Problem requirements →
Each line that holds the word "download" is to be identified and copied.

Material for the task →
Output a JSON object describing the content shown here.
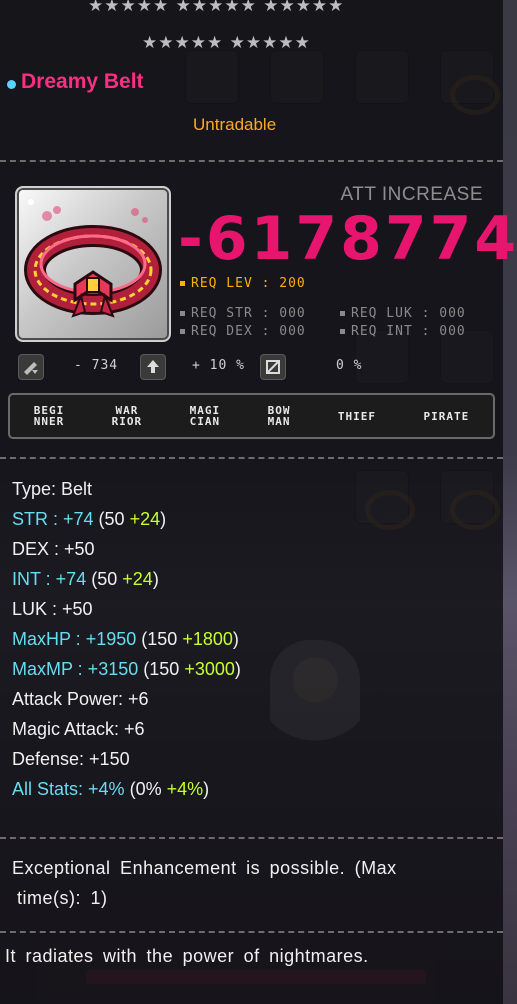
{
  "item": {
    "stars_row1": "★★★★★ ★★★★★ ★★★★★",
    "stars_row2": "★★★★★ ★★★★★",
    "name": "Dreamy Belt",
    "trade_status": "Untradable"
  },
  "att_increase": {
    "label": "ATT INCREASE",
    "value": "-6178774"
  },
  "requirements": {
    "lev": "REQ LEV : 200",
    "str": "REQ STR : 000",
    "luk": "REQ LUK : 000",
    "dex": "REQ DEX : 000",
    "int": "REQ INT : 000"
  },
  "indicators": {
    "value1": "- 734",
    "value2": "+ 10 %",
    "value3": "0 %"
  },
  "jobs": [
    {
      "line1": "BEGI",
      "line2": "NNER"
    },
    {
      "line1": "WAR",
      "line2": "RIOR"
    },
    {
      "line1": "MAGI",
      "line2": "CIAN"
    },
    {
      "line1": "BOW",
      "line2": "MAN"
    },
    {
      "line1": "THIEF",
      "line2": ""
    },
    {
      "line1": "PIRATE",
      "line2": ""
    }
  ],
  "stats": {
    "type": "Type: Belt",
    "str": {
      "label": "STR : +74",
      "base": "50",
      "bonus": "+24"
    },
    "dex": "DEX : +50",
    "int": {
      "label": "INT : +74",
      "base": "50",
      "bonus": "+24"
    },
    "luk": "LUK : +50",
    "maxhp": {
      "label": "MaxHP : +1950",
      "base": "150",
      "bonus": "+1800"
    },
    "maxmp": {
      "label": "MaxMP : +3150",
      "base": "150",
      "bonus": "+3000"
    },
    "attack": "Attack Power: +6",
    "magic": "Magic Attack: +6",
    "defense": "Defense: +150",
    "allstats": {
      "label": "All Stats: +4%",
      "base": "0%",
      "bonus": "+4%"
    }
  },
  "description": {
    "enhancement_line1": "Exceptional Enhancement is possible. (Max",
    "enhancement_line2": "time(s): 1)",
    "flavor": "It radiates with the power of nightmares."
  },
  "colors": {
    "name": "#ff2e82",
    "att_value": "#e8156e",
    "cyan_stat": "#66ddf0",
    "green_bonus": "#c6ff2e",
    "untradable": "#ffaa22"
  }
}
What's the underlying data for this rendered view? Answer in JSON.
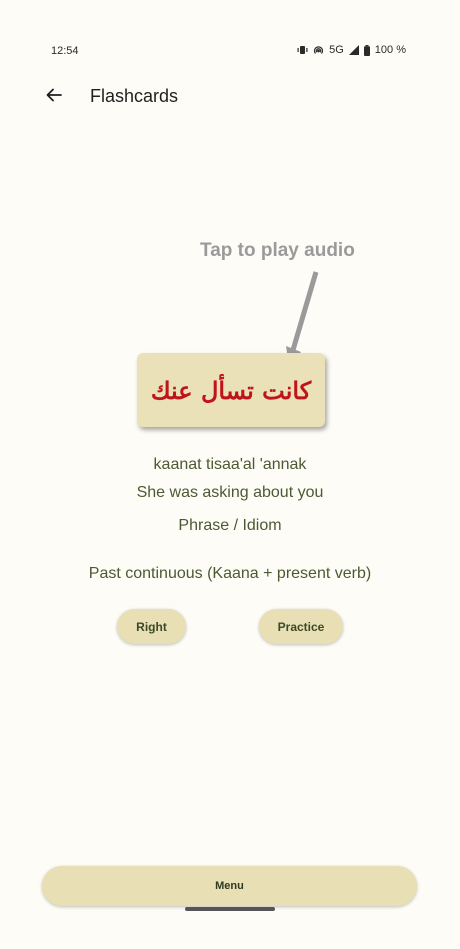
{
  "status_bar": {
    "time": "12:54",
    "network": "5G",
    "battery": "100 %"
  },
  "app_bar": {
    "title": "Flashcards"
  },
  "hint": "Tap to play audio",
  "card": {
    "arabic": "كانت تسأل عنك"
  },
  "details": {
    "transliteration": "kaanat tisaa'al 'annak",
    "meaning": "She was asking about you",
    "category": "Phrase / Idiom",
    "grammar": "Past continuous (Kaana + present verb)"
  },
  "buttons": {
    "right": "Right",
    "practice": "Practice",
    "menu": "Menu"
  },
  "colors": {
    "card_bg": "#EAE1B8",
    "arabic_text": "#C0141C",
    "detail_text": "#4b5a33",
    "button_bg": "#E8DFB4"
  }
}
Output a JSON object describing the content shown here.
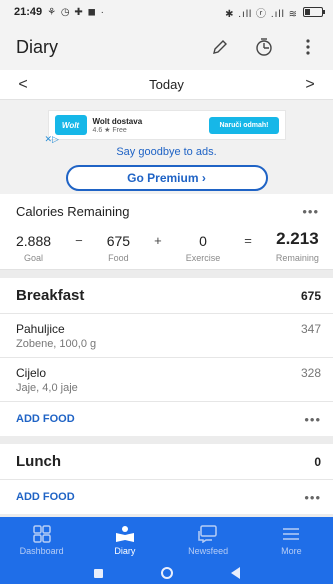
{
  "status_bar": {
    "time": "21:49",
    "left_icons": "⚘ ◷ ✚ ◼ ·",
    "right_icons": "✱ .ıll ⓡ .ıll ≋",
    "battery_level": 0.3
  },
  "app_bar": {
    "title": "Diary"
  },
  "date_nav": {
    "label": "Today",
    "prev": "<",
    "next": ">"
  },
  "ad": {
    "brand": "Wolt",
    "name": "Wolt dostava",
    "rating": "4.6 ★ Free",
    "cta": "Naruči odmah!",
    "caption": "Say goodbye to ads.",
    "premium_button": "Go Premium ›"
  },
  "calories": {
    "title": "Calories Remaining",
    "goal": {
      "value": "2.888",
      "label": "Goal"
    },
    "food": {
      "value": "675",
      "label": "Food"
    },
    "exercise": {
      "value": "0",
      "label": "Exercise"
    },
    "remaining": {
      "value": "2.213",
      "label": "Remaining"
    },
    "op_minus": "−",
    "op_plus": "+",
    "op_equals": "="
  },
  "meals": [
    {
      "title": "Breakfast",
      "total": "675",
      "items": [
        {
          "name": "Pahuljice",
          "desc": "Zobene, 100,0 g",
          "cal": "347"
        },
        {
          "name": "Cijelo",
          "desc": "Jaje, 4,0 jaje",
          "cal": "328"
        }
      ],
      "add_label": "ADD FOOD"
    },
    {
      "title": "Lunch",
      "total": "0",
      "items": [],
      "add_label": "ADD FOOD"
    }
  ],
  "peek_close": "×",
  "bottom_nav": [
    {
      "label": "Dashboard",
      "icon": "dashboard-icon"
    },
    {
      "label": "Diary",
      "icon": "diary-icon",
      "active": true
    },
    {
      "label": "Newsfeed",
      "icon": "newsfeed-icon"
    },
    {
      "label": "More",
      "icon": "menu-icon"
    }
  ],
  "colors": {
    "accent": "#1f63c5",
    "nav": "#1f6ee8",
    "wolt": "#16b7e8"
  }
}
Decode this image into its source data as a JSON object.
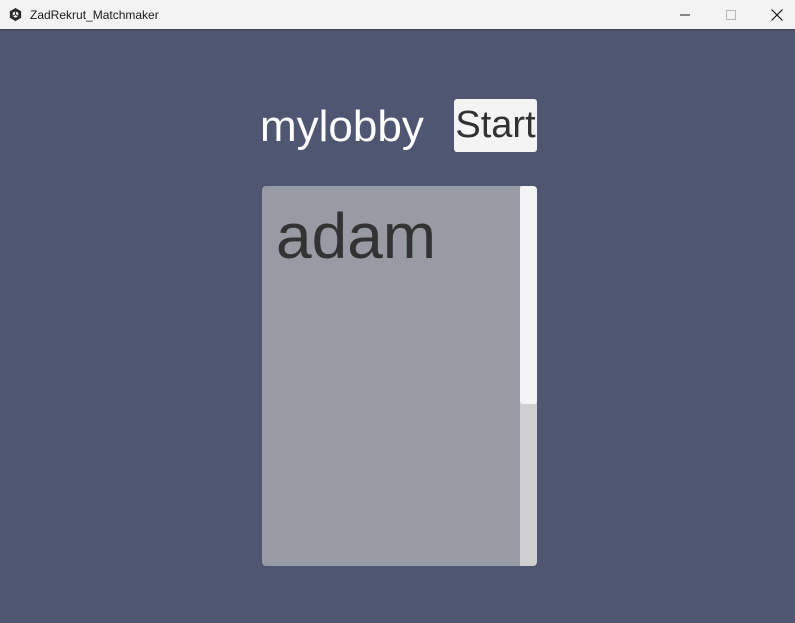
{
  "window": {
    "title": "ZadRekrut_Matchmaker",
    "minimize_icon": "minimize-icon",
    "maximize_icon": "maximize-icon",
    "close_icon": "close-icon"
  },
  "lobby": {
    "name": "mylobby",
    "start_label": "Start",
    "players": [
      "adam"
    ]
  },
  "colors": {
    "background": "#4f5672",
    "list_background": "#989ba3",
    "button_background": "#f4f4f4"
  }
}
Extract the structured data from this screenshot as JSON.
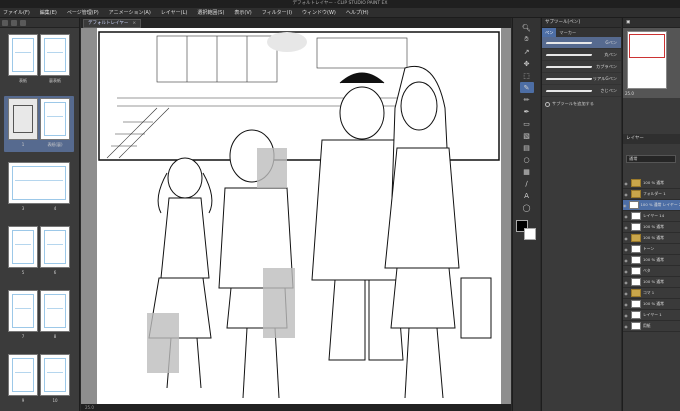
{
  "window": {
    "title": "デフォルトレイヤー - CLIP STUDIO PAINT EX"
  },
  "menu": [
    "ファイル(F)",
    "編集(E)",
    "ページ管理(P)",
    "アニメーション(A)",
    "レイヤー(L)",
    "選択範囲(S)",
    "表示(V)",
    "フィルター(I)",
    "ウィンドウ(W)",
    "ヘルプ(H)"
  ],
  "document_tab": {
    "label": "デフォルトレイヤー",
    "close": "×"
  },
  "pages": {
    "spreads": [
      {
        "left": "表紙",
        "right": "裏表紙"
      },
      {
        "left": "1",
        "right": "表紙(裏)"
      },
      {
        "left": "3",
        "right": "4"
      },
      {
        "left": "5",
        "right": "6"
      },
      {
        "left": "7",
        "right": "8"
      },
      {
        "left": "9",
        "right": "10"
      }
    ]
  },
  "subtool": {
    "header": "サブツール[ペン]",
    "tabs": [
      "ペン",
      "マーカー"
    ],
    "brushes": [
      "Gペン",
      "丸ペン",
      "カブラペン",
      "リアルGペン",
      "さじペン"
    ],
    "add_label": "サブツールを追加する"
  },
  "navigator": {
    "zoom": "25.0"
  },
  "layer_panel": {
    "header": "レイヤー",
    "blend_mode": "通常",
    "layers": [
      {
        "name": "100 % 通常",
        "folder": true
      },
      {
        "name": "フォルダー 1",
        "folder": true
      },
      {
        "name": "100 % 通常 レイヤー 2",
        "folder": false,
        "selected": true
      },
      {
        "name": "レイヤー 14",
        "folder": false
      },
      {
        "name": "100 % 通常",
        "folder": false
      },
      {
        "name": "100 % 通常",
        "folder": true
      },
      {
        "name": "トーン",
        "folder": false
      },
      {
        "name": "100 % 通常",
        "folder": false
      },
      {
        "name": "ベタ",
        "folder": false
      },
      {
        "name": "100 % 通常",
        "folder": false
      },
      {
        "name": "コマ 1",
        "folder": true
      },
      {
        "name": "100 % 通常",
        "folder": false
      },
      {
        "name": "レイヤー 1",
        "folder": false
      },
      {
        "name": "用紙",
        "folder": false
      }
    ]
  },
  "status": {
    "zoom": "25.0"
  },
  "colors": {
    "accent": "#4d6ea5",
    "panel": "#3a3a3a",
    "canvas_bg": "#8e8e8e"
  },
  "icons": [
    "zoom-icon",
    "hand-icon",
    "eyedropper-icon",
    "pen-icon",
    "pencil-icon",
    "brush-icon",
    "eraser-icon",
    "fill-icon",
    "gradient-icon",
    "figure-icon",
    "frame-icon",
    "ruler-icon",
    "text-icon",
    "balloon-icon",
    "select-icon",
    "move-icon"
  ]
}
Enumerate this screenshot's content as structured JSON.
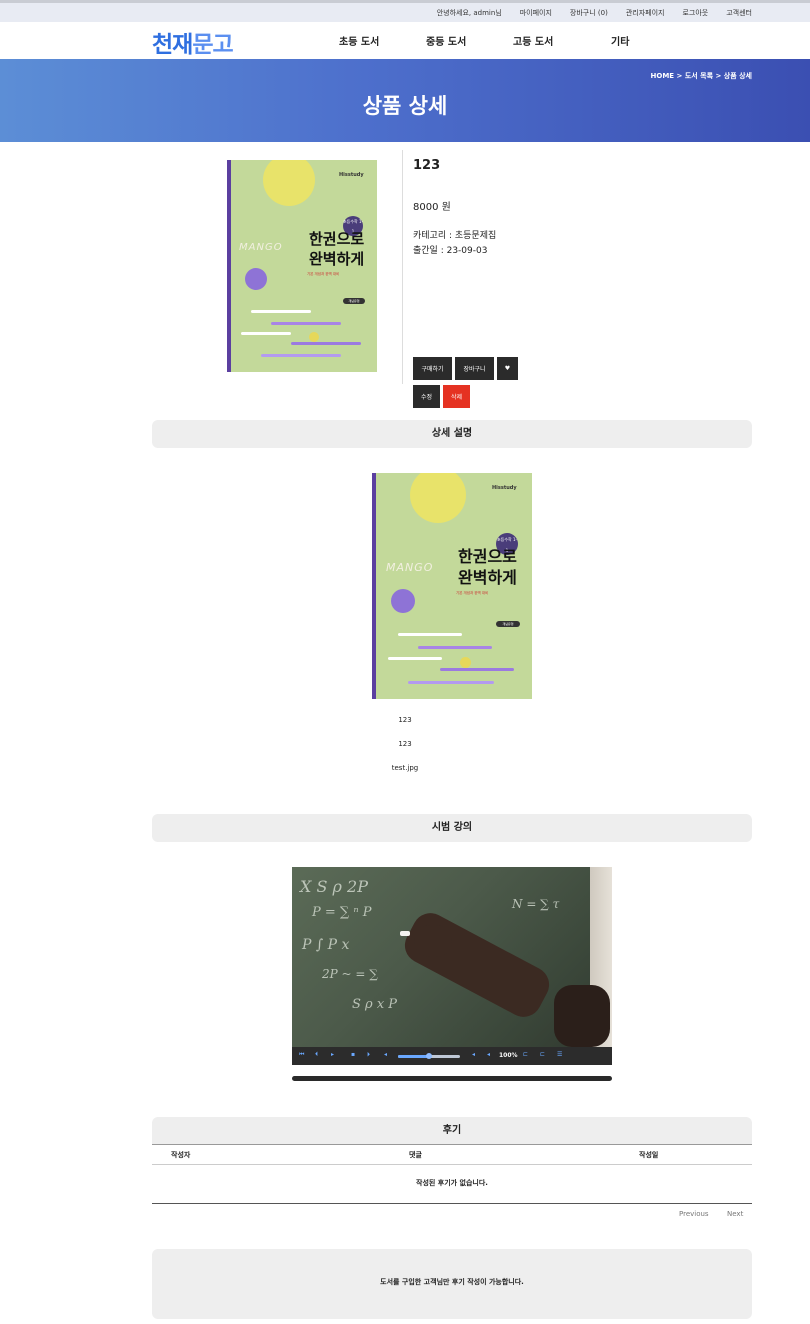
{
  "util_bar": {
    "greeting": "안녕하세요, admin님",
    "links": [
      "마이페이지",
      "장바구니 (0)",
      "관리자페이지",
      "로그아웃",
      "고객센터"
    ]
  },
  "logo": {
    "part1": "천재",
    "part2": "문고"
  },
  "nav": [
    "초등 도서",
    "중등 도서",
    "고등 도서",
    "기타"
  ],
  "hero": {
    "breadcrumb": [
      "HOME",
      "도서 목록",
      "상품 상세"
    ],
    "breadcrumb_sep": " > ",
    "title": "상품 상세"
  },
  "product": {
    "name": "123",
    "price": "8000 원",
    "category": "카테고리 : 초등문제집",
    "release": "출간일 : 23-09-03",
    "buttons": {
      "buy": "구매하기",
      "cart": "장바구니",
      "wish": "♥",
      "edit": "수정",
      "delete": "삭제"
    }
  },
  "cover": {
    "brand": "Hisstudy",
    "badge": "초등수학 1-1",
    "title_line1": "한권으로",
    "title_line2": "완벽하게",
    "subtitle": "기본 개념과 완벽 대비",
    "mango": "MANGO",
    "pill": "개념유형"
  },
  "detail_section": {
    "heading": "상세 설명",
    "texts": [
      "123",
      "123",
      "test.jpg"
    ]
  },
  "lecture_section": {
    "heading": "시범 강의",
    "volume_percent": "100%",
    "volume_level": 0.5
  },
  "review_section": {
    "heading": "후기",
    "columns": [
      "작성자",
      "댓글",
      "작성일"
    ],
    "empty_message": "작성된 후기가 없습니다.",
    "pager": {
      "previous": "Previous",
      "next": "Next"
    },
    "notice": "도서를 구입한 고객님만 후기 작성이 가능합니다."
  }
}
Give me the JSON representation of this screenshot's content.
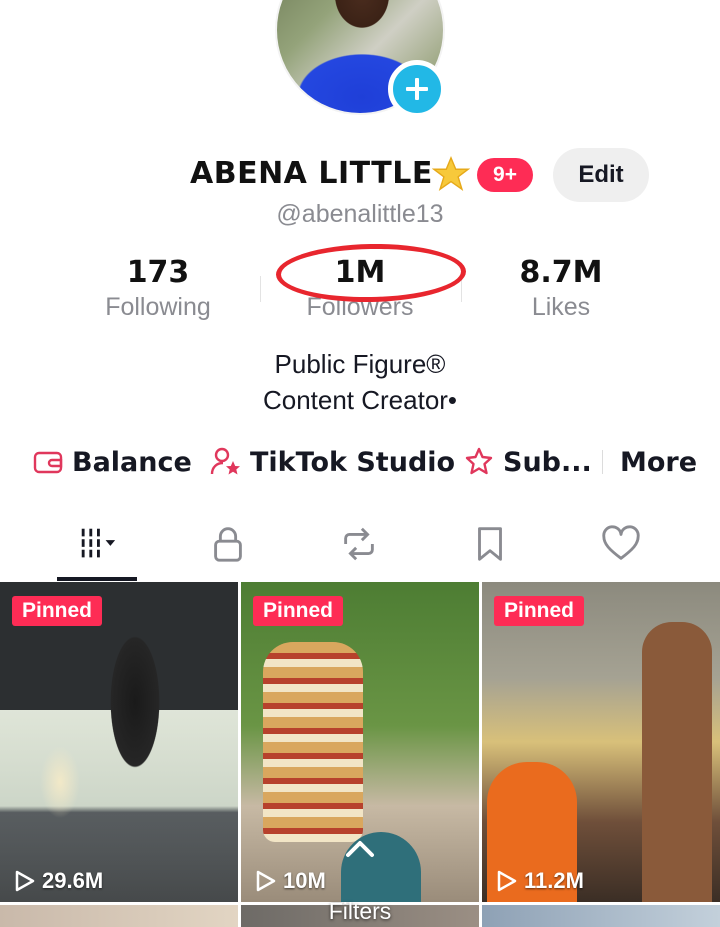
{
  "profile": {
    "display_name": "ABENA LITTLE",
    "badge_count": "9+",
    "edit_label": "Edit",
    "username": "@abenalittle13"
  },
  "stats": {
    "following": {
      "value": "173",
      "label": "Following"
    },
    "followers": {
      "value": "1M",
      "label": "Followers"
    },
    "likes": {
      "value": "8.7M",
      "label": "Likes"
    }
  },
  "bio": {
    "line1": "Public Figure®",
    "line2": "Content Creator•"
  },
  "actions": {
    "balance": "Balance",
    "studio": "TikTok Studio",
    "sub": "Sub...",
    "more": "More"
  },
  "tabs": [
    "videos-grid-icon",
    "lock-icon",
    "repost-icon",
    "bookmark-icon",
    "heart-icon"
  ],
  "videos": [
    {
      "tag": "Pinned",
      "views": "29.6M"
    },
    {
      "tag": "Pinned",
      "views": "10M"
    },
    {
      "tag": "Pinned",
      "views": "11.2M"
    }
  ],
  "filters": {
    "label": "Filters"
  },
  "colors": {
    "accent": "#fe2c55",
    "plus_badge": "#22b8e6",
    "highlight_ring": "#e8262e"
  }
}
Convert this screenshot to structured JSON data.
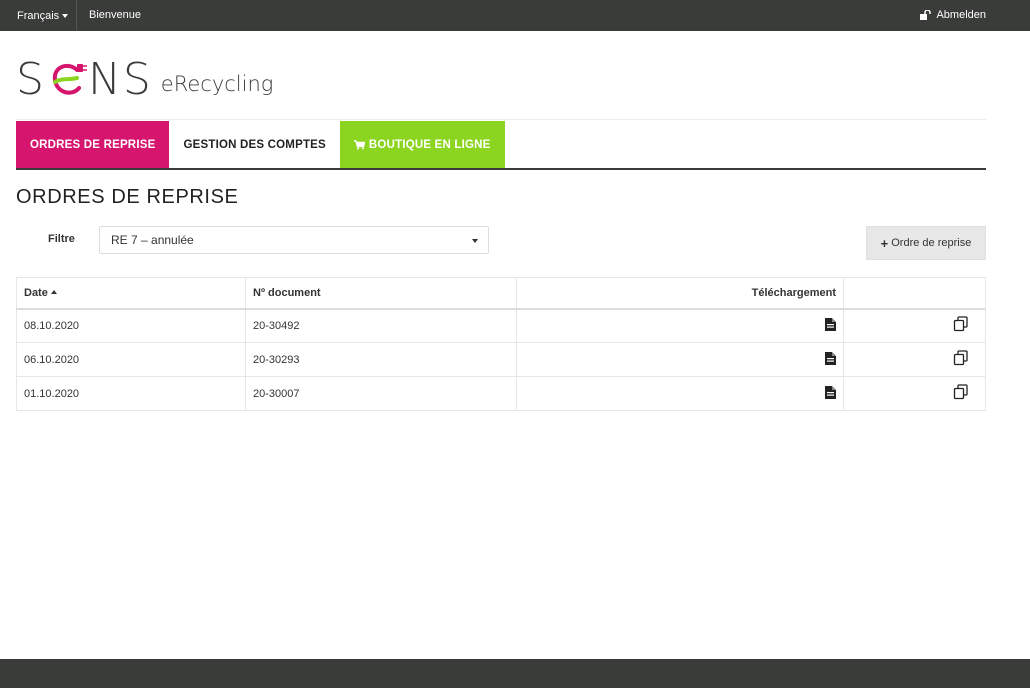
{
  "topbar": {
    "language": "Français",
    "welcome": "Bienvenue",
    "logout": "Abmelden"
  },
  "logo": {
    "main": "SENS",
    "sub": "eRecycling"
  },
  "tabs": [
    {
      "label": "ORDRES DE REPRISE"
    },
    {
      "label": "GESTION DES COMPTES"
    },
    {
      "label": "BOUTIQUE EN LIGNE"
    }
  ],
  "page": {
    "title": "ORDRES DE REPRISE",
    "filter_label": "Filtre",
    "filter_value": "RE 7 – annulée",
    "add_button": "Ordre de reprise"
  },
  "table": {
    "headers": {
      "date": "Date",
      "document": "Nº document",
      "download": "Téléchargement"
    },
    "rows": [
      {
        "date": "08.10.2020",
        "document": "20-30492"
      },
      {
        "date": "06.10.2020",
        "document": "20-30293"
      },
      {
        "date": "01.10.2020",
        "document": "20-30007"
      }
    ]
  },
  "colors": {
    "topbar": "#3a3c3a",
    "tab_active": "#d6156e",
    "tab_shop": "#8bd41f",
    "button_bg": "#e8e8e8"
  },
  "icons": {
    "download": "file-icon",
    "copy": "copy-icon",
    "logout": "unlock-icon",
    "shop": "cart-icon"
  }
}
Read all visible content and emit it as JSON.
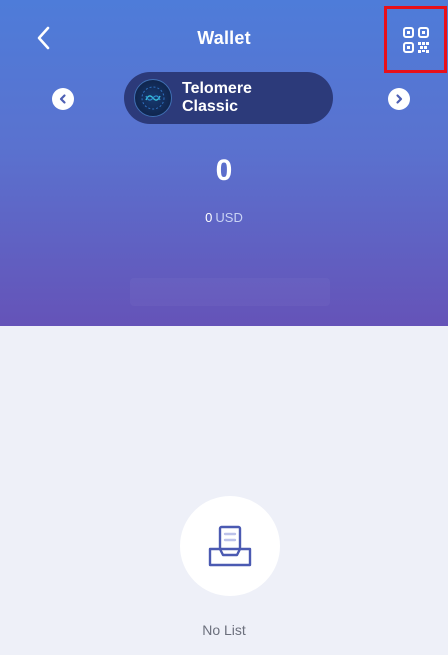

Problem solution →
      "download": "Téléchargement"
    "download": "file-icon",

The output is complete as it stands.